*Set task*: Determine the number of lines containing the word "icon", and state that figure alone.

-- Begin Input material --

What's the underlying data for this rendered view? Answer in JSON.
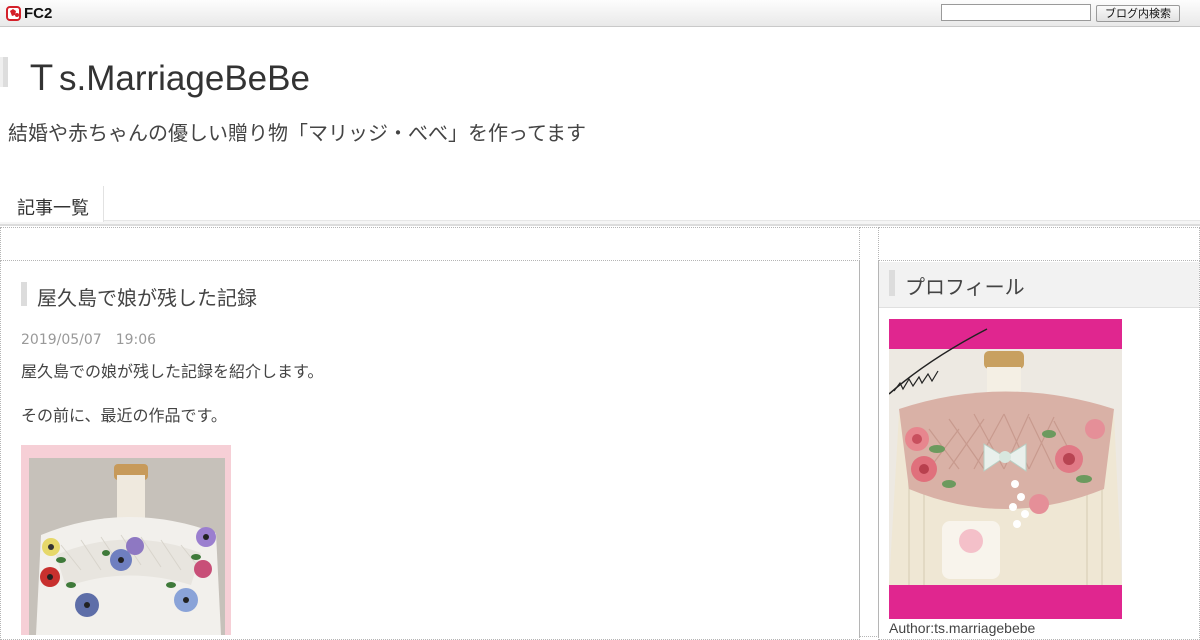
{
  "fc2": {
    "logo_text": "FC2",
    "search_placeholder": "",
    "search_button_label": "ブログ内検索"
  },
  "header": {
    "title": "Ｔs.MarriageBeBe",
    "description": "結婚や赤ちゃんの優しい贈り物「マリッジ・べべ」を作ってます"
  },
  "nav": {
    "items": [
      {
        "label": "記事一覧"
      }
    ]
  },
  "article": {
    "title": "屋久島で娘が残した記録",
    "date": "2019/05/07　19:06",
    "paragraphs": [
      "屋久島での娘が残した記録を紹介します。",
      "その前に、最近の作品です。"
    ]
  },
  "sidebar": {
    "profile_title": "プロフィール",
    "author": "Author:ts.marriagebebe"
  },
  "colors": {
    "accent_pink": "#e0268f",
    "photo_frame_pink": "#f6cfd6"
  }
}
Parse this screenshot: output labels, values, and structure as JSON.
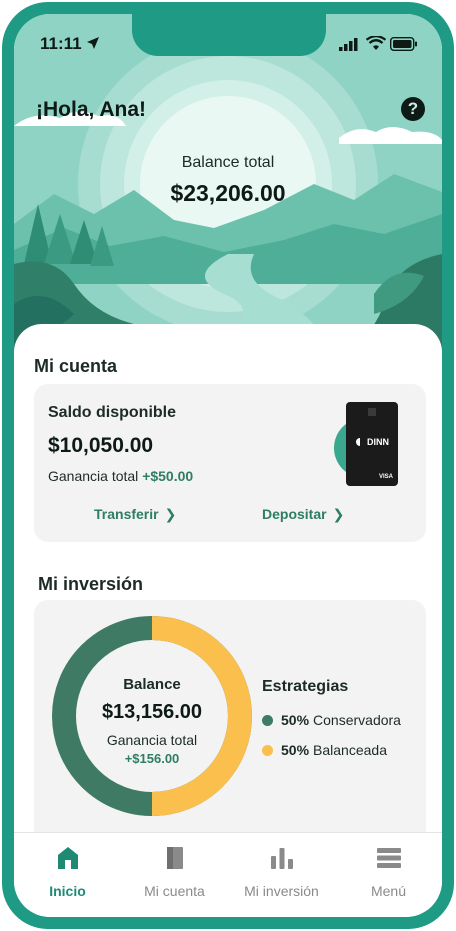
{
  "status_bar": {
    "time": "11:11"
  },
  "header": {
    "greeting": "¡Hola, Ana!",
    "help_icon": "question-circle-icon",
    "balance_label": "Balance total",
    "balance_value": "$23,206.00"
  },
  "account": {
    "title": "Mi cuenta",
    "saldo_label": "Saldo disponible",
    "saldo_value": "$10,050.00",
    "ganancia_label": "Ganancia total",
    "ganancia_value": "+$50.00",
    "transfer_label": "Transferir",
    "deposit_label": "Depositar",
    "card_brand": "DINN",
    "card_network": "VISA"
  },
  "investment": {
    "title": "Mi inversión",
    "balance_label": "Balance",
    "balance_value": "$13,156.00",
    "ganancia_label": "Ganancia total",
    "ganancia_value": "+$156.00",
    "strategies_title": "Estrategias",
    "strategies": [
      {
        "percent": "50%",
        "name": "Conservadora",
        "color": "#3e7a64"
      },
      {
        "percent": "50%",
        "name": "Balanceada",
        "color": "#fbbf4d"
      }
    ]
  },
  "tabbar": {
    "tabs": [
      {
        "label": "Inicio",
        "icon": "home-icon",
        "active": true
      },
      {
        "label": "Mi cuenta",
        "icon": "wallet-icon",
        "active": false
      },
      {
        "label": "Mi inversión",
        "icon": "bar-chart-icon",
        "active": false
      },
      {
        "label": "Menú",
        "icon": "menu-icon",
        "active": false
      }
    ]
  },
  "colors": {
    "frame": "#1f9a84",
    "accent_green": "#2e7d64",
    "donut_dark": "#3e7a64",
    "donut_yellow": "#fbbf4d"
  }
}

-- End Input material --
-- Begin Input material --

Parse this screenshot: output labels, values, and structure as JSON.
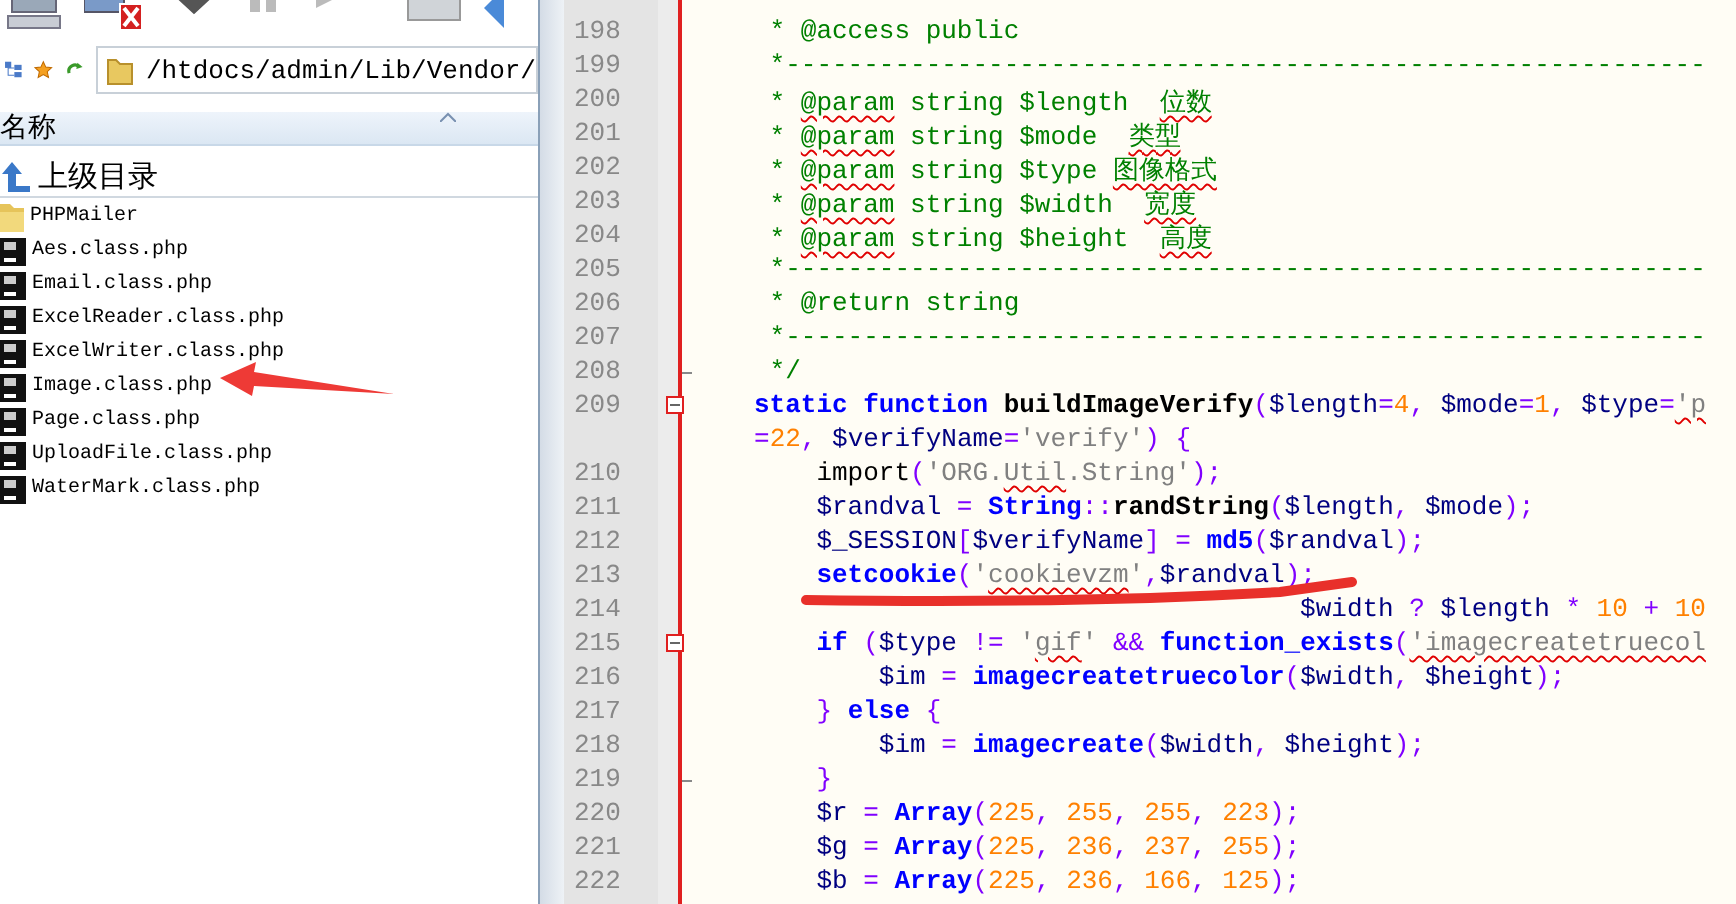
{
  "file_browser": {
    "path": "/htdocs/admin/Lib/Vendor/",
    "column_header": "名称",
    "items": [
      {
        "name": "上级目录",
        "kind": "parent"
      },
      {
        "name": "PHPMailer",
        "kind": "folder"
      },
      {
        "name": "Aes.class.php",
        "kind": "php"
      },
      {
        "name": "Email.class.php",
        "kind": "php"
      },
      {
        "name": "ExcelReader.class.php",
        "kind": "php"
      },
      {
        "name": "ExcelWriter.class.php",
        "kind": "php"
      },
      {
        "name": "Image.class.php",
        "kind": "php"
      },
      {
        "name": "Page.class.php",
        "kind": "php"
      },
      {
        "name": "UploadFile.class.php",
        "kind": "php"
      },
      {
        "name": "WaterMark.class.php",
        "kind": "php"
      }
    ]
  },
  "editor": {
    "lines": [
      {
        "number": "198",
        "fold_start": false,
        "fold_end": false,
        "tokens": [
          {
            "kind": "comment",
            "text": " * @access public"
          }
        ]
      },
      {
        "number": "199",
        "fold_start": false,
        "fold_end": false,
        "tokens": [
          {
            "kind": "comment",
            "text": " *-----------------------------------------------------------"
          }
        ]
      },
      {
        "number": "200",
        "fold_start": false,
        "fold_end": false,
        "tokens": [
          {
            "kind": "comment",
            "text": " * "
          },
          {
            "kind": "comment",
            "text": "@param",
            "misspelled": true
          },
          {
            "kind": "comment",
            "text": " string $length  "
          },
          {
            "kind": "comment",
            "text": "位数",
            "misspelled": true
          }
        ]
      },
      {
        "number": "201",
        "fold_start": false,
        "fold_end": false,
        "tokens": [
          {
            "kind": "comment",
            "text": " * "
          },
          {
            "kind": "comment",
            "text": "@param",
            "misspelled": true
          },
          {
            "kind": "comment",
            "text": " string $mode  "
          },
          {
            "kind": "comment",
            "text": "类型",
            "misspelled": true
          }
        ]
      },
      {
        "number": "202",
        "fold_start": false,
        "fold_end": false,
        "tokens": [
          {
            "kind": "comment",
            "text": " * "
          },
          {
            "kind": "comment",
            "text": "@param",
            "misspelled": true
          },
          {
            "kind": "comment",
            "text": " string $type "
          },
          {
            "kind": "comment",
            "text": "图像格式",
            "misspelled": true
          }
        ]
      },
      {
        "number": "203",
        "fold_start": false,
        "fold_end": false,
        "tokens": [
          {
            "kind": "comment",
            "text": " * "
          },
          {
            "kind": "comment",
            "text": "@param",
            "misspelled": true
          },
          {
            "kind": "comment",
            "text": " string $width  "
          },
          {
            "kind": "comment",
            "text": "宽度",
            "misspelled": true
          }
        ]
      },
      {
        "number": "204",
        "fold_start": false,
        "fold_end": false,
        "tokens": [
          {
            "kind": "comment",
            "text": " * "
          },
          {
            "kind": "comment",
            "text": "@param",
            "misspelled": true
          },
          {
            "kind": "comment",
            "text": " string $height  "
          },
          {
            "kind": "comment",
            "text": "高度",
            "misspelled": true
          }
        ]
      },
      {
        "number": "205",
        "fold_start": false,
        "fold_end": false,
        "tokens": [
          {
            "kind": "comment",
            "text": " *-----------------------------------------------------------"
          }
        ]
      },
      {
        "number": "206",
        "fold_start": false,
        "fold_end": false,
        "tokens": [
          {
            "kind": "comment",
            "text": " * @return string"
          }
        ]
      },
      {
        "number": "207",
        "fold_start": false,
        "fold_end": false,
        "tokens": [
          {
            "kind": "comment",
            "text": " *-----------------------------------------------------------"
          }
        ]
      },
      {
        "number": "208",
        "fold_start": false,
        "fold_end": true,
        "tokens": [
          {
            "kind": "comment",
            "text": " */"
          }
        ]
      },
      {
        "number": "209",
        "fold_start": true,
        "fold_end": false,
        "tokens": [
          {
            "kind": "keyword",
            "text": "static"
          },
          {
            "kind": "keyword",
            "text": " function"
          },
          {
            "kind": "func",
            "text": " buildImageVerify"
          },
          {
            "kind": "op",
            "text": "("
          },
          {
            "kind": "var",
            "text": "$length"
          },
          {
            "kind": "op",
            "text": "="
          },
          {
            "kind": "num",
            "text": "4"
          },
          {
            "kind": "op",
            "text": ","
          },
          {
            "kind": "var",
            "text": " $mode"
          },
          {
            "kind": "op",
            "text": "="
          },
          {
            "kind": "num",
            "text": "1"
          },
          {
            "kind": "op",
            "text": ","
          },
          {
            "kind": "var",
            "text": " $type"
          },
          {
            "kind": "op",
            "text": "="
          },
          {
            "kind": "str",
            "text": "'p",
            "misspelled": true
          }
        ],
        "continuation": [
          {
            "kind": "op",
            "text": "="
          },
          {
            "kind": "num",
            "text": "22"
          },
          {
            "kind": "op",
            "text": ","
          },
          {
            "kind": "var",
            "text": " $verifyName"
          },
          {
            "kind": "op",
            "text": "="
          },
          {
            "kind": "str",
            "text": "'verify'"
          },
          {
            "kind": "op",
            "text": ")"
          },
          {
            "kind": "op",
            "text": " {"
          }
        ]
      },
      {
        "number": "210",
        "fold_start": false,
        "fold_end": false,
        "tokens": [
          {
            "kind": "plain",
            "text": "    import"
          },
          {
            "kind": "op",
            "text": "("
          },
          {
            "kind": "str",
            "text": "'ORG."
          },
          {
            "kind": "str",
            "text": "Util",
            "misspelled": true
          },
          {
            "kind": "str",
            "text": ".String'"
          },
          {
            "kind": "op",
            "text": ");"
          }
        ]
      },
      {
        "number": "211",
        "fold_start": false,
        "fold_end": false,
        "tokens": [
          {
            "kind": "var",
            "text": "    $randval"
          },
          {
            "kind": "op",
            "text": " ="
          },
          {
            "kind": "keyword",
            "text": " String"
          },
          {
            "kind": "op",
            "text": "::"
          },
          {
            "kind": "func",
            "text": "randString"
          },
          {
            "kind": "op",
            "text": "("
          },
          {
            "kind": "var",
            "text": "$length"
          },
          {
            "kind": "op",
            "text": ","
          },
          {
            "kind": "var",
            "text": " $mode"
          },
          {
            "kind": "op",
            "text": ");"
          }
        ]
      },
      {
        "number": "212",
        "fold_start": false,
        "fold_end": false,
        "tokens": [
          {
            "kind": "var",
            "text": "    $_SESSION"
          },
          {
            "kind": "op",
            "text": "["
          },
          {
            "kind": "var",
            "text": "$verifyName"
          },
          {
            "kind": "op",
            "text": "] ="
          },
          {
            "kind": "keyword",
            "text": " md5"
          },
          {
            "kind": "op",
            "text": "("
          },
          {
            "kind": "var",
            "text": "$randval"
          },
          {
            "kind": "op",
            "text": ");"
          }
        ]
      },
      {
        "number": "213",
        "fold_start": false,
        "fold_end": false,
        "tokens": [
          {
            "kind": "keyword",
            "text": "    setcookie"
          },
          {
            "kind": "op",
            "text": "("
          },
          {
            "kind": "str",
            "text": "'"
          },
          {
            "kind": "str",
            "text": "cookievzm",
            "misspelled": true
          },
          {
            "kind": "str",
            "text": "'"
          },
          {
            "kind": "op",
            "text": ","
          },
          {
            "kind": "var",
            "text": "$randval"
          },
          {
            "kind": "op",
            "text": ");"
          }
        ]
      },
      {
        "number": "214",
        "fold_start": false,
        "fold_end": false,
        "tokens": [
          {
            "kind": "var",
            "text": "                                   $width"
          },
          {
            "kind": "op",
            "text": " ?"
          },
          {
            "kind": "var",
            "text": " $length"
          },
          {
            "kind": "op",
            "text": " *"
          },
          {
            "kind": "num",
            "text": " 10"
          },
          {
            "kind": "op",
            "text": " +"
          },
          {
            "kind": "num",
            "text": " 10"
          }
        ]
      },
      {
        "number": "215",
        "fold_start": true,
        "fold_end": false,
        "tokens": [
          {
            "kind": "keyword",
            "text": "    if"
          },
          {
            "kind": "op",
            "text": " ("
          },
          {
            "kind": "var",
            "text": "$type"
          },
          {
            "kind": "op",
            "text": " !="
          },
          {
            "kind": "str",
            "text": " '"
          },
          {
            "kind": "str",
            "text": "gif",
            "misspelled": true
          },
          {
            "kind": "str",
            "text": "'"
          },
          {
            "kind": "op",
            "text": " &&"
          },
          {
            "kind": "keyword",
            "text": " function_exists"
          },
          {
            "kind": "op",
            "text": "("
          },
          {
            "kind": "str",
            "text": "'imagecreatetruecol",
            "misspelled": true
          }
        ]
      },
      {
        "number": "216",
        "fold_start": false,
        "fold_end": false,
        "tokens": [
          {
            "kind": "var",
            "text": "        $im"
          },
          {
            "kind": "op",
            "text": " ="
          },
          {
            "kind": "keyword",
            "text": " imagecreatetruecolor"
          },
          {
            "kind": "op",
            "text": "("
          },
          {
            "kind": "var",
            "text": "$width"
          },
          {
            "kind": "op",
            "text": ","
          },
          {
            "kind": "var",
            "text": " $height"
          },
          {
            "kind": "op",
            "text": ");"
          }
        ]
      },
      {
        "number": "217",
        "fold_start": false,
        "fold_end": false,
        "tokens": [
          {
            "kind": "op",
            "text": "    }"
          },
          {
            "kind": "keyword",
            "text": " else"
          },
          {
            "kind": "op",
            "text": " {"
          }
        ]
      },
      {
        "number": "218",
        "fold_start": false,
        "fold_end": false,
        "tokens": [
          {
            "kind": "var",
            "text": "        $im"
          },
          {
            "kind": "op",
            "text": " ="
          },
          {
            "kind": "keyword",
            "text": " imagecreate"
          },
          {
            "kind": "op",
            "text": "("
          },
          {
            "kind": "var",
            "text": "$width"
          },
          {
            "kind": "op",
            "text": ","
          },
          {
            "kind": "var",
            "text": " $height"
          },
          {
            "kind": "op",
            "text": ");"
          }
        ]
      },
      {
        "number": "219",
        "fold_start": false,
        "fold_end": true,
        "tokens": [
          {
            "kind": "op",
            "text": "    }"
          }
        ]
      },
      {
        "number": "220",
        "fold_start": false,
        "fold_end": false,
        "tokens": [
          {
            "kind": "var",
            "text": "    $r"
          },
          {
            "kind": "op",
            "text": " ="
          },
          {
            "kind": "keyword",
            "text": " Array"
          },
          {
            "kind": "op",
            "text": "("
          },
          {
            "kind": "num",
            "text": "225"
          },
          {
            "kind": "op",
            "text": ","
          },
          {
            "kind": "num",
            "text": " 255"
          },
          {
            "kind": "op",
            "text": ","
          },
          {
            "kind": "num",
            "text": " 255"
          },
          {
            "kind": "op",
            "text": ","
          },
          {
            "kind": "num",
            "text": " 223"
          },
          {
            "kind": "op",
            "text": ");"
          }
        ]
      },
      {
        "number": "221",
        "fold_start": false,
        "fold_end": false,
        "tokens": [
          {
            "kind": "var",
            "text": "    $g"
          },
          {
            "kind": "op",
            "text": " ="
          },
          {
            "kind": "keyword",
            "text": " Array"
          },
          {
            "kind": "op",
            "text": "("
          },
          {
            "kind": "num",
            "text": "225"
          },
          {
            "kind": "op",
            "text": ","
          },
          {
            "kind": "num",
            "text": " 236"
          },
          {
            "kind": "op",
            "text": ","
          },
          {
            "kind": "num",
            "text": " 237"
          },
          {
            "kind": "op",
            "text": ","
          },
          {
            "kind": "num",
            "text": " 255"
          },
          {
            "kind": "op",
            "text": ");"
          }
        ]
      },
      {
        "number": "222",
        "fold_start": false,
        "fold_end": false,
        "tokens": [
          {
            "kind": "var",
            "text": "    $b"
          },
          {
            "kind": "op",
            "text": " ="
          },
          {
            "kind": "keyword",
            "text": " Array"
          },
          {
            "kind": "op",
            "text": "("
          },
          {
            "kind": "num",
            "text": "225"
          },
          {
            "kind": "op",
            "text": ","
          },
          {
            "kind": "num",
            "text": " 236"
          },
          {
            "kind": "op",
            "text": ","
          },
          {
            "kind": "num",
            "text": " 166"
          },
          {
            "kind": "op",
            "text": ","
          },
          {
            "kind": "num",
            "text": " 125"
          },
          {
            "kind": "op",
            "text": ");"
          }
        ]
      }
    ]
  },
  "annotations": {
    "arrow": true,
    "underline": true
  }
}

-- End Input material --

*Task solution*: 5